Return every record below exactly as written, omitting any pictures.
### RECORD EXTRACTS
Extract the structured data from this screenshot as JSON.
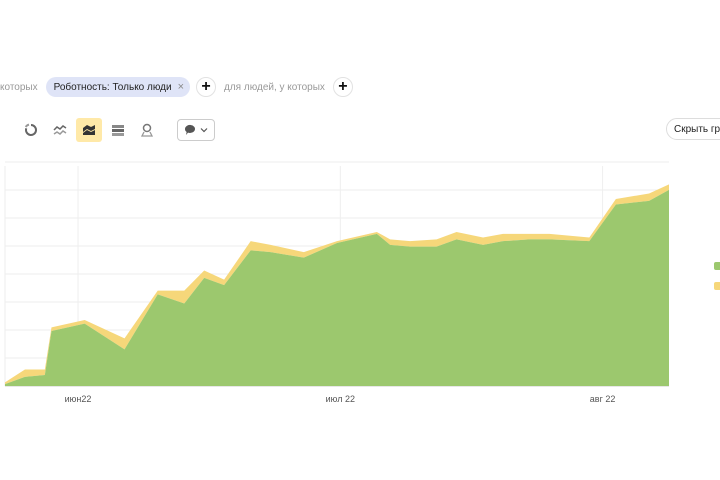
{
  "filters": {
    "prefix_text": "которых",
    "chip_label": "Роботность: Только люди",
    "chip_close": "×",
    "add_symbol": "+",
    "people_text": "для людей, у которых"
  },
  "toolbar": {
    "hide_chart_label": "Скрыть гр",
    "comment_icon": "speech-bubble-icon"
  },
  "colors": {
    "green": "#9cc86e",
    "yellow": "#f6d77a",
    "active_bg": "#ffe9a8",
    "chip_bg": "#dfe4f7"
  },
  "chart_data": {
    "type": "area",
    "stacked": true,
    "x": [
      0,
      3,
      6,
      7,
      12,
      18,
      23,
      27,
      30,
      33,
      37,
      40,
      45,
      50,
      56,
      58,
      61,
      65,
      68,
      72,
      75,
      79,
      82,
      88,
      92,
      97,
      100
    ],
    "series": [
      {
        "color": "#9cc86e",
        "values": [
          1,
          5,
          6,
          30,
          34,
          20,
          50,
          45,
          59,
          55,
          74,
          73,
          70,
          78,
          83,
          77,
          76,
          76,
          80,
          77,
          79,
          80,
          80,
          79,
          99,
          101,
          107
        ]
      },
      {
        "color": "#f6d77a",
        "values": [
          1,
          4,
          3,
          2,
          2,
          6,
          2,
          7,
          4,
          3,
          5,
          4,
          3,
          1,
          1,
          3,
          3,
          4,
          4,
          4,
          4,
          3,
          3,
          2,
          3,
          4,
          3
        ]
      }
    ],
    "x_ticks": [
      {
        "x": 11,
        "label": "июн22"
      },
      {
        "x": 50.5,
        "label": "июл 22"
      },
      {
        "x": 90,
        "label": "авг 22"
      }
    ],
    "ylim": [
      0,
      120
    ],
    "grid": true,
    "legend_position": "right"
  }
}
######
» **FINISHED ANSWER**:
Extract the structured data from this screenshot as JSON.
{
  "filters": {
    "prefix_text": "которых",
    "chip_label": "Роботность: Только люди",
    "chip_close": "×",
    "add_symbol": "+",
    "people_text": "для людей, у которых"
  },
  "toolbar": {
    "hide_chart_label": "Скрыть гр",
    "comment_icon": "speech-bubble-icon"
  },
  "colors": {
    "green": "#9cc86e",
    "yellow": "#f6d77a",
    "active_bg": "#ffe9a8",
    "chip_bg": "#dfe4f7"
  },
  "chart_data": {
    "type": "area",
    "stacked": true,
    "x": [
      0,
      3,
      6,
      7,
      12,
      18,
      23,
      27,
      30,
      33,
      37,
      40,
      45,
      50,
      56,
      58,
      61,
      65,
      68,
      72,
      75,
      79,
      82,
      88,
      92,
      97,
      100
    ],
    "series": [
      {
        "color": "#9cc86e",
        "values": [
          1,
          5,
          6,
          30,
          34,
          20,
          50,
          45,
          59,
          55,
          74,
          73,
          70,
          78,
          83,
          77,
          76,
          76,
          80,
          77,
          79,
          80,
          80,
          79,
          99,
          101,
          107
        ]
      },
      {
        "color": "#f6d77a",
        "values": [
          1,
          4,
          3,
          2,
          2,
          6,
          2,
          7,
          4,
          3,
          5,
          4,
          3,
          1,
          1,
          3,
          3,
          4,
          4,
          4,
          4,
          3,
          3,
          2,
          3,
          4,
          3
        ]
      }
    ],
    "x_ticks": [
      {
        "x": 11,
        "label": "июн22"
      },
      {
        "x": 50.5,
        "label": "июл 22"
      },
      {
        "x": 90,
        "label": "авг 22"
      }
    ],
    "ylim": [
      0,
      120
    ],
    "grid": true,
    "legend_position": "right"
  }
}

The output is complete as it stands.